**EXERCISE GOAL**: Retype all of the data exactly as given.

** Begin **

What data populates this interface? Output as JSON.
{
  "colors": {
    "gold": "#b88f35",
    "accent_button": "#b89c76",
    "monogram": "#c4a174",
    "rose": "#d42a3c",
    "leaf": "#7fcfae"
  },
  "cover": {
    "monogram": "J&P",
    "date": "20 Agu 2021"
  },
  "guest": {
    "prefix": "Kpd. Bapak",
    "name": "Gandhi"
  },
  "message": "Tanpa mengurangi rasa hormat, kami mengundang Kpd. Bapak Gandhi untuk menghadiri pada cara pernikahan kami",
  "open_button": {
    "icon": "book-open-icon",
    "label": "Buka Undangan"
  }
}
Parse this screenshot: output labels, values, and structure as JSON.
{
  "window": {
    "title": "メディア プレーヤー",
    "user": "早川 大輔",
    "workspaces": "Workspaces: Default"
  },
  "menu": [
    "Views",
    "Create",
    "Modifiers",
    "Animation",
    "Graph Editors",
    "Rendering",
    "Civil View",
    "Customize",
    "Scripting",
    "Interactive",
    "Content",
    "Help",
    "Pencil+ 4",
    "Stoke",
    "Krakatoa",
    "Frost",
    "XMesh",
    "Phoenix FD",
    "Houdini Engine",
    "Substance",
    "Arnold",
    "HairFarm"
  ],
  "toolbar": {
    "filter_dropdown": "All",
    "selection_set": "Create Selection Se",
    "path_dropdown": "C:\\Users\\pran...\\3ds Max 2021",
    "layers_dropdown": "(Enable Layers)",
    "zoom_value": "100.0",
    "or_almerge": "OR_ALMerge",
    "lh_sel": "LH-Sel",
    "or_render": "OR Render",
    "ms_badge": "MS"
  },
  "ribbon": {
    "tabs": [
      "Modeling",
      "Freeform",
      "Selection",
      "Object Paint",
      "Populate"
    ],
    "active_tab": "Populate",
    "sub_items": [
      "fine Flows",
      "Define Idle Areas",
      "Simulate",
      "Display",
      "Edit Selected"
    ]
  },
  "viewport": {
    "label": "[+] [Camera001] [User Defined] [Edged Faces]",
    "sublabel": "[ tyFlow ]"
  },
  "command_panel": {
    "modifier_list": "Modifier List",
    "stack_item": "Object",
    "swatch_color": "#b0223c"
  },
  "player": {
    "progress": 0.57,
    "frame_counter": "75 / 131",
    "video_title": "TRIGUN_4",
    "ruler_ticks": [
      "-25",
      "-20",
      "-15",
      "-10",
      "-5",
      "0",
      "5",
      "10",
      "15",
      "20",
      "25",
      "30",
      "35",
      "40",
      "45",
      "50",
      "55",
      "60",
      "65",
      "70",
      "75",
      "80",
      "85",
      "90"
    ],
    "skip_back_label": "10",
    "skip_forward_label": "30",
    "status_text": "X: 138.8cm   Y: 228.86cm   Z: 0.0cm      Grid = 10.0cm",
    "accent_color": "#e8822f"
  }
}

** End **

**ANSWER TO THE TASK**:
What data populates this interface? Output as JSON.
{
  "colors": {
    "gold": "#b88f35",
    "accent_button": "#b89c76",
    "monogram": "#c4a174",
    "rose": "#d42a3c",
    "leaf": "#7fcfae"
  },
  "cover": {
    "monogram": "J&P",
    "date": "20 Agu 2021"
  },
  "guest": {
    "prefix": "Kpd. Bapak",
    "name": "Gandhi"
  },
  "message": "Tanpa mengurangi rasa hormat, kami mengundang Kpd. Bapak Gandhi untuk menghadiri pada cara pernikahan kami",
  "open_button": {
    "icon": "book-open-icon",
    "label": "Buka Undangan"
  }
}
Parse this screenshot: output labels, values, and structure as JSON.
{
  "window": {
    "title": "メディア プレーヤー",
    "user": "早川 大輔",
    "workspaces": "Workspaces: Default"
  },
  "menu": [
    "Views",
    "Create",
    "Modifiers",
    "Animation",
    "Graph Editors",
    "Rendering",
    "Civil View",
    "Customize",
    "Scripting",
    "Interactive",
    "Content",
    "Help",
    "Pencil+ 4",
    "Stoke",
    "Krakatoa",
    "Frost",
    "XMesh",
    "Phoenix FD",
    "Houdini Engine",
    "Substance",
    "Arnold",
    "HairFarm"
  ],
  "toolbar": {
    "filter_dropdown": "All",
    "selection_set": "Create Selection Se",
    "path_dropdown": "C:\\Users\\pran...\\3ds Max 2021",
    "layers_dropdown": "(Enable Layers)",
    "zoom_value": "100.0",
    "or_almerge": "OR_ALMerge",
    "lh_sel": "LH-Sel",
    "or_render": "OR Render",
    "ms_badge": "MS"
  },
  "ribbon": {
    "tabs": [
      "Modeling",
      "Freeform",
      "Selection",
      "Object Paint",
      "Populate"
    ],
    "active_tab": "Populate",
    "sub_items": [
      "fine Flows",
      "Define Idle Areas",
      "Simulate",
      "Display",
      "Edit Selected"
    ]
  },
  "viewport": {
    "label": "[+] [Camera001] [User Defined] [Edged Faces]",
    "sublabel": "[ tyFlow ]"
  },
  "command_panel": {
    "modifier_list": "Modifier List",
    "stack_item": "Object",
    "swatch_color": "#b0223c"
  },
  "player": {
    "progress": 0.57,
    "frame_counter": "75 / 131",
    "video_title": "TRIGUN_4",
    "ruler_ticks": [
      "-25",
      "-20",
      "-15",
      "-10",
      "-5",
      "0",
      "5",
      "10",
      "15",
      "20",
      "25",
      "30",
      "35",
      "40",
      "45",
      "50",
      "55",
      "60",
      "65",
      "70",
      "75",
      "80",
      "85",
      "90"
    ],
    "skip_back_label": "10",
    "skip_forward_label": "30",
    "status_text": "X: 138.8cm   Y: 228.86cm   Z: 0.0cm      Grid = 10.0cm",
    "accent_color": "#e8822f"
  }
}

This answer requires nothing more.